[Records contained in a dataset]
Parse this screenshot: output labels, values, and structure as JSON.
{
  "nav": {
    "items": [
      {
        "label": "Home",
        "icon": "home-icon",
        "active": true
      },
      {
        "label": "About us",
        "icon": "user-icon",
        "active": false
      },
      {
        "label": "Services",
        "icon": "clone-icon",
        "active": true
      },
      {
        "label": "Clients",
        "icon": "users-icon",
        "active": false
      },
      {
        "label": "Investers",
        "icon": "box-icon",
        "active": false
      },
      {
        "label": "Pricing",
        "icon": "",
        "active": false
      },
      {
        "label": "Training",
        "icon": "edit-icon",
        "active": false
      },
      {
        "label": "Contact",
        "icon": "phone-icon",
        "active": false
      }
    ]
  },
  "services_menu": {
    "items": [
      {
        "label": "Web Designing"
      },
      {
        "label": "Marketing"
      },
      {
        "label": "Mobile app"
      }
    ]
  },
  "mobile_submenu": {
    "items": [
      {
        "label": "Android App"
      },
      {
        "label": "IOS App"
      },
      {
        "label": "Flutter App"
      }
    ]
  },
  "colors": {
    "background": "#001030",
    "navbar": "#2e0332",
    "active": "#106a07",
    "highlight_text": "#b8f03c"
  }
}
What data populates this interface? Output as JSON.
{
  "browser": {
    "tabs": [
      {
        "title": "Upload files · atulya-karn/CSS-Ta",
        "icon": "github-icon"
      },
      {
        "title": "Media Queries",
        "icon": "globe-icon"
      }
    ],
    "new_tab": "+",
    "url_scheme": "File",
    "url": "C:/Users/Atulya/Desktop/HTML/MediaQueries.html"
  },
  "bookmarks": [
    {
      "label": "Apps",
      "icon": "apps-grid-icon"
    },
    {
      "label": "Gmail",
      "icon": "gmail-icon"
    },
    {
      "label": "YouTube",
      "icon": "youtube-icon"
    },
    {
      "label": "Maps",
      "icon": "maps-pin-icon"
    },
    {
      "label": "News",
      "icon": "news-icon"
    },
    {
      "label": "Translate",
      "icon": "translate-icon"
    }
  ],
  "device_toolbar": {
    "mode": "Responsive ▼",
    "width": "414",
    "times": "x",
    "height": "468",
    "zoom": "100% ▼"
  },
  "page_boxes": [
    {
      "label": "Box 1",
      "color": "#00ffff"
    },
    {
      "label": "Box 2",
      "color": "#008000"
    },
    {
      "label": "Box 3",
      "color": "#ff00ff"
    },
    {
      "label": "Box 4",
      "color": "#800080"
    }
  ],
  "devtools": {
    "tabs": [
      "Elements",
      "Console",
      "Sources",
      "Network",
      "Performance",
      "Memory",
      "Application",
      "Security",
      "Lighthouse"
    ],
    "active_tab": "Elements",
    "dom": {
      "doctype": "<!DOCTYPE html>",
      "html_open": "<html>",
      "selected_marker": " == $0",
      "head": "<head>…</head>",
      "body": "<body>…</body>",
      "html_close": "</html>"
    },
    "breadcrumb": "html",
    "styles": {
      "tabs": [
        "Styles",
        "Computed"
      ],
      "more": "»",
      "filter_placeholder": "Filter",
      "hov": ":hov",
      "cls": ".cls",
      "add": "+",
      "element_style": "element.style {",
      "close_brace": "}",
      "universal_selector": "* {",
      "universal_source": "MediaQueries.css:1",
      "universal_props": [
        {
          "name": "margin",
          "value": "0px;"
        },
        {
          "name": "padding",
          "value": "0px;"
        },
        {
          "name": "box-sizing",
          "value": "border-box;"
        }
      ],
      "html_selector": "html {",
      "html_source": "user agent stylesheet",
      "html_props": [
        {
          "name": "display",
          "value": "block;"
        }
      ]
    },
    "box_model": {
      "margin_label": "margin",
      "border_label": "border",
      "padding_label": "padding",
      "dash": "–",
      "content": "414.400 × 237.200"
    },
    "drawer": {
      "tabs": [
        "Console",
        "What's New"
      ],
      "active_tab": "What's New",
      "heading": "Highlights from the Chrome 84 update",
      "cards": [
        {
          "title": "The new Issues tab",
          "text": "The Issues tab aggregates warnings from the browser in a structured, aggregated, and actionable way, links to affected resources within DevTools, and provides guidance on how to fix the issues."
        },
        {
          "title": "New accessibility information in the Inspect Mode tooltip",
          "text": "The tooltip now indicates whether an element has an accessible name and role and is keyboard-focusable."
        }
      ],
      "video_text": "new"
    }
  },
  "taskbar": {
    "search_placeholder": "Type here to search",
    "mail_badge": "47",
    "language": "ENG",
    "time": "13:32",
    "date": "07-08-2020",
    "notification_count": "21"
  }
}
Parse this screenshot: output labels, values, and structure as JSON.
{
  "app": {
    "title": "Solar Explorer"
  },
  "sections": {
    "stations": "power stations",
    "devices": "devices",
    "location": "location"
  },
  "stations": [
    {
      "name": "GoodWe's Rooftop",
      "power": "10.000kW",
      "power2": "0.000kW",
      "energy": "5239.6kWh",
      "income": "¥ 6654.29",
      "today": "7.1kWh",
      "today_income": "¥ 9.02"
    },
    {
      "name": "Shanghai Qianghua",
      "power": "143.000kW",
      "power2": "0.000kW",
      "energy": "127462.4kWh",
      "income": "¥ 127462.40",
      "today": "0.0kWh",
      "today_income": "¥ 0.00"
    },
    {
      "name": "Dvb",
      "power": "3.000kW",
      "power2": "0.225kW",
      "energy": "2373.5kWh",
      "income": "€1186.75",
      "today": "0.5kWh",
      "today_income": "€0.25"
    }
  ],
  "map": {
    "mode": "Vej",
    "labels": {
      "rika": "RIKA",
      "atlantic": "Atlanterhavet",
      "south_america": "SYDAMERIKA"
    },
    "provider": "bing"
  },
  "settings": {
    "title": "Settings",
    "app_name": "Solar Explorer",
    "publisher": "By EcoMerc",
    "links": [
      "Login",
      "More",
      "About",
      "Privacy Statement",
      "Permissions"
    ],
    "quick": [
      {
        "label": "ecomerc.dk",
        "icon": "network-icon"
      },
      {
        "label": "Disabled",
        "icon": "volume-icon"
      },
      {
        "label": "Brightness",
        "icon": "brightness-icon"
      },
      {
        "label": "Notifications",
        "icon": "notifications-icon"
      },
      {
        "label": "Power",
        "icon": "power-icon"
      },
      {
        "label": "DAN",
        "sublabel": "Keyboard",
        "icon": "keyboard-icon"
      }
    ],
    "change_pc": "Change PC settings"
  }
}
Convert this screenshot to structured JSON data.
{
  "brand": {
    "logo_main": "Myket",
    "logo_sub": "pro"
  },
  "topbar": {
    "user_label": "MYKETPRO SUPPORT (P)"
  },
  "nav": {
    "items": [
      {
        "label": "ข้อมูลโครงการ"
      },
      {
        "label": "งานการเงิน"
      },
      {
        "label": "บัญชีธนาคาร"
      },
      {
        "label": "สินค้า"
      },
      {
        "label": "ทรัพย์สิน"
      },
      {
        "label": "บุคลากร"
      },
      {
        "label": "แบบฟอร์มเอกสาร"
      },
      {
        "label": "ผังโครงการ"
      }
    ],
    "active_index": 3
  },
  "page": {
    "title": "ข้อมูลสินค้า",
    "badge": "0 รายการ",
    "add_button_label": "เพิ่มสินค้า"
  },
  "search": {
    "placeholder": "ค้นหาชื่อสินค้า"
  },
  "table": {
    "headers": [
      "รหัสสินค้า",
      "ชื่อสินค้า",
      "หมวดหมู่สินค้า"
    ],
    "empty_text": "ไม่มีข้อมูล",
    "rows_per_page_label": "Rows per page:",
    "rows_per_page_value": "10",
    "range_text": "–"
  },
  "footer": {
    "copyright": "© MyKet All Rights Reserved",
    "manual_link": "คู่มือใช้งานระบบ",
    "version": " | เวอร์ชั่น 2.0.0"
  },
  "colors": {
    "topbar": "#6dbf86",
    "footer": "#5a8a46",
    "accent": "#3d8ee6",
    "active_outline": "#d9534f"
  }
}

PROBLEM DESCRIPTION
Scan the entries above. Copy each line that has the string "tooltip".

SOLUTION FOR THIS PROBLEM
          "title": "New accessibility information in the Inspect Mode tooltip",
          "text": "The tooltip now indicates whether an element has an accessible name and role and is keyboard-focusable."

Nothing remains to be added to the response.